● Requirement
Retype each record shown below, leaving every character as it is.

* * * * * * * * *

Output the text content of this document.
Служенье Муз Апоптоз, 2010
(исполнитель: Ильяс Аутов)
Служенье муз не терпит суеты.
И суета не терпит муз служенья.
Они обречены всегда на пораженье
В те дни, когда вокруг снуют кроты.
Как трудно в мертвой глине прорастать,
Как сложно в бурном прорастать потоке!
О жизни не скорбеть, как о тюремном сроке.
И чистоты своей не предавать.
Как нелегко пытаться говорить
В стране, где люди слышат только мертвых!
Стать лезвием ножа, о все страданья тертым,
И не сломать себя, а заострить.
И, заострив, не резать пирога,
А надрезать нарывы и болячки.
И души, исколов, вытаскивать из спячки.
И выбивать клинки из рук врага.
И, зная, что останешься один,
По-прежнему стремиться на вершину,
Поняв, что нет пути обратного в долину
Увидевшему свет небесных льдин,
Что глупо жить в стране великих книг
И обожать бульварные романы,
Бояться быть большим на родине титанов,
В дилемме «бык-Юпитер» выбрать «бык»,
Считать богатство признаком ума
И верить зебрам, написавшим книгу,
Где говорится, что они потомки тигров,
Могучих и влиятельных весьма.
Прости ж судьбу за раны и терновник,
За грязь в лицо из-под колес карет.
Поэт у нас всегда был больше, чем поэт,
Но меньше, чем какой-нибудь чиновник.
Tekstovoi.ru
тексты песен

* * * * * * * * *

● Answer in full
Output the text content of this document.
Служенье Муз Апоптоз, 2010
(исполнитель: Ильяс Аутов)
Служенье муз не терпит суеты.
И суета не терпит муз служенья.
Они обречены всегда на пораженье
В те дни, когда вокруг снуют кроты.
Как трудно в мертвой глине прорастать,
Как сложно в бурном прорастать потоке!
О жизни не скорбеть, как о тюремном сроке.
И чистоты своей не предавать.
Как нелегко пытаться говорить
В стране, где люди слышат только мертвых!
Стать лезвием ножа, о все страданья тертым,
И не сломать себя, а заострить.
И, заострив, не резать пирога,
А надрезать нарывы и болячки.
И души, исколов, вытаскивать из спячки.
И выбивать клинки из рук врага.
И, зная, что останешься один,
По-прежнему стремиться на вершину,
Поняв, что нет пути обратного в долину
Увидевшему свет небесных льдин,
Что глупо жить в стране великих книг
И обожать бульварные романы,
Бояться быть большим на родине титанов,
В дилемме «бык-Юпитер» выбрать «бык»,
Считать богатство признаком ума
И верить зебрам, написавшим книгу,
Где говорится, что они потомки тигров,
Могучих и влиятельных весьма.
Прости ж судьбу за раны и терновник,
За грязь в лицо из-под колес карет.
Поэт у нас всегда был больше, чем поэт,
Но меньше, чем какой-нибудь чиновник.
Tekstovoi.ru
тексты песен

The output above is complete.